_DATA FOR PROCESSING:_
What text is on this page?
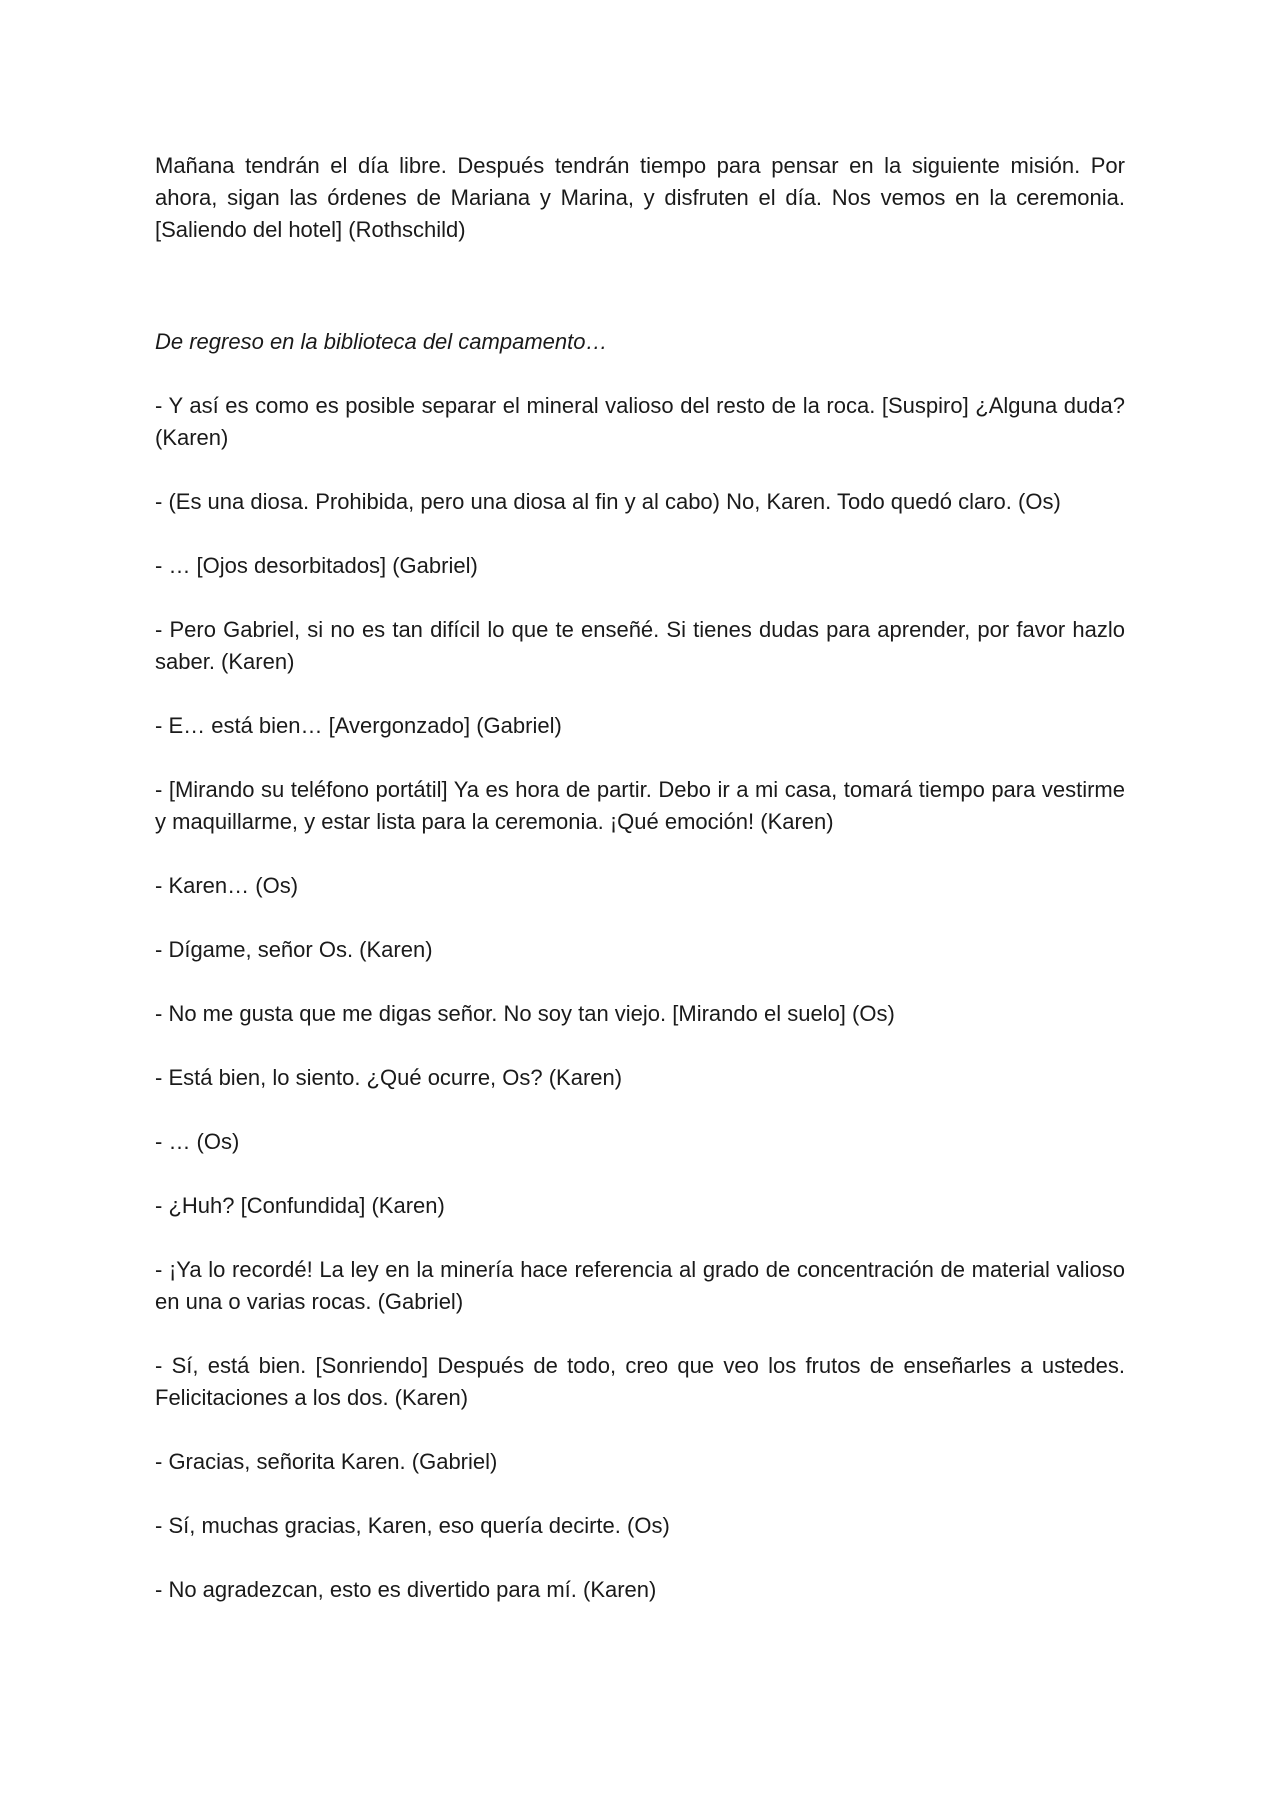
Mañana tendrán el día libre. Después tendrán tiempo para pensar en la siguiente misión. Por ahora, sigan las órdenes de Mariana y Marina, y disfruten el día. Nos vemos en la ceremonia. [Saliendo del hotel] (Rothschild)

De regreso en la biblioteca del campamento…

- Y así es como es posible separar el mineral valioso del resto de la roca. [Suspiro] ¿Alguna duda? (Karen)

- (Es una diosa. Prohibida, pero una diosa al fin y al cabo) No, Karen. Todo quedó claro. (Os)

- … [Ojos desorbitados] (Gabriel)

- Pero Gabriel, si no es tan difícil lo que te enseñé. Si tienes dudas para aprender, por favor hazlo saber. (Karen)

- E… está bien… [Avergonzado] (Gabriel)

- [Mirando su teléfono portátil] Ya es hora de partir. Debo ir a mi casa, tomará tiempo para vestirme y maquillarme, y estar lista para la ceremonia. ¡Qué emoción! (Karen)

- Karen… (Os)

- Dígame, señor Os. (Karen)

- No me gusta que me digas señor. No soy tan viejo. [Mirando el suelo] (Os)

- Está bien, lo siento. ¿Qué ocurre, Os? (Karen)

- … (Os)

- ¿Huh? [Confundida] (Karen)

- ¡Ya lo recordé! La ley en la minería hace referencia al grado de concentración de material valioso en una o varias rocas. (Gabriel)

- Sí, está bien. [Sonriendo] Después de todo, creo que veo los frutos de enseñarles a ustedes. Felicitaciones a los dos. (Karen)

- Gracias, señorita Karen. (Gabriel)

- Sí, muchas gracias, Karen, eso quería decirte. (Os)

- No agradezcan, esto es divertido para mí. (Karen)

_THE PROBLEM:_ Set out every line from the material that contains the string "valioso".

_RESULT:_
- Y así es como es posible separar el mineral valioso del resto de la roca. [Suspiro] ¿Alguna duda? (Karen)
- ¡Ya lo recordé! La ley en la minería hace referencia al grado de concentración de material valioso en una o varias rocas. (Gabriel)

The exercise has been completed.